Lay out the lines from the start of the data through the line containing "data-point — [245, 141, 251, 148]", both ends included, as a JSON list of strings with one string per line and no blank lines.

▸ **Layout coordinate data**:

┄┄┄┄┄┄┄┄┄┄┄┄┄┄┄┄┄┄┄┄

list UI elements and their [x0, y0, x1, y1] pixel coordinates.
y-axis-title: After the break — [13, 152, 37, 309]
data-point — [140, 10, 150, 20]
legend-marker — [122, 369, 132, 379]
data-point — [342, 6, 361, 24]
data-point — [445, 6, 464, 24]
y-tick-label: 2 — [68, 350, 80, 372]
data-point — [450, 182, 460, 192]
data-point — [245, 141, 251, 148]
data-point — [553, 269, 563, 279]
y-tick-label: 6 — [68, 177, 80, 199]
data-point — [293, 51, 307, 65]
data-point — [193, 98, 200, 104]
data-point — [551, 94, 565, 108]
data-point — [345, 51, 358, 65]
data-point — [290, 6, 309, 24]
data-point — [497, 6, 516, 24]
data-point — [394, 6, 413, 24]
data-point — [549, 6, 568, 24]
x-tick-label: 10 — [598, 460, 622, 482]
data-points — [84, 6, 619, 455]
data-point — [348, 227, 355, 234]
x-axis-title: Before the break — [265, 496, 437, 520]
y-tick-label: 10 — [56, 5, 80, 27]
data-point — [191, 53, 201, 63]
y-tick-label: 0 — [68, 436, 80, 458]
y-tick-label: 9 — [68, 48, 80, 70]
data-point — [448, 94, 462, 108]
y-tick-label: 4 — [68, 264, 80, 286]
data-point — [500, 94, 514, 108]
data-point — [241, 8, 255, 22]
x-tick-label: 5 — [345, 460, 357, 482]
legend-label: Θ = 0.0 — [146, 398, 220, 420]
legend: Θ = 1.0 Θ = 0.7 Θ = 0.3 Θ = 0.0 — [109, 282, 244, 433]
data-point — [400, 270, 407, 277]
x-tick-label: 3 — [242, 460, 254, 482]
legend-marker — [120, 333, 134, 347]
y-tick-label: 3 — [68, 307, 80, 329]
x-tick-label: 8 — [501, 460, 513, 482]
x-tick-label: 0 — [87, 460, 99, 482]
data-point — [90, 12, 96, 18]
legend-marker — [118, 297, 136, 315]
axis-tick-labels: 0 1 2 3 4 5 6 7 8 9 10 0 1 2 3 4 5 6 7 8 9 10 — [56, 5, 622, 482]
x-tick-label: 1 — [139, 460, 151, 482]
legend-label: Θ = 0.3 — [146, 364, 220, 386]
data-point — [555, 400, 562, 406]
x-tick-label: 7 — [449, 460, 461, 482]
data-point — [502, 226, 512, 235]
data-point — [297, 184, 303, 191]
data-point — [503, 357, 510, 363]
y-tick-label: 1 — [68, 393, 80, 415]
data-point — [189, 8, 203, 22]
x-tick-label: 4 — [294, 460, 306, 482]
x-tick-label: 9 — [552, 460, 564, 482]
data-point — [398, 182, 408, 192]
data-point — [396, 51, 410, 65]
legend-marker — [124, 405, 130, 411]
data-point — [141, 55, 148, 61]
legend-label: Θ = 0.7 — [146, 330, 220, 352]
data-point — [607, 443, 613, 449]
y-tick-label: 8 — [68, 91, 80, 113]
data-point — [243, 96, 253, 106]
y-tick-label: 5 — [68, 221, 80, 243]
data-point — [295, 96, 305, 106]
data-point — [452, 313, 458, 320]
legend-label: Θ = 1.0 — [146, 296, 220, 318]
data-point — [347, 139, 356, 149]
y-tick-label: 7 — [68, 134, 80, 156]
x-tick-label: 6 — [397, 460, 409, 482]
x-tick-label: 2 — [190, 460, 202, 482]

┄┄┄┄┄┄┄┄┄┄┄┄┄┄┄┄┄┄┄┄

▸ **EXERCISE OUTPUT**:
[
  "list UI elements and their [x0, y0, x1, y1] pixel coordinates.",
  "y-axis-title: After the break — [13, 152, 37, 309]",
  "data-point — [140, 10, 150, 20]",
  "legend-marker — [122, 369, 132, 379]",
  "data-point — [342, 6, 361, 24]",
  "data-point — [445, 6, 464, 24]",
  "y-tick-label: 2 — [68, 350, 80, 372]",
  "data-point — [450, 182, 460, 192]",
  "data-point — [245, 141, 251, 148]"
]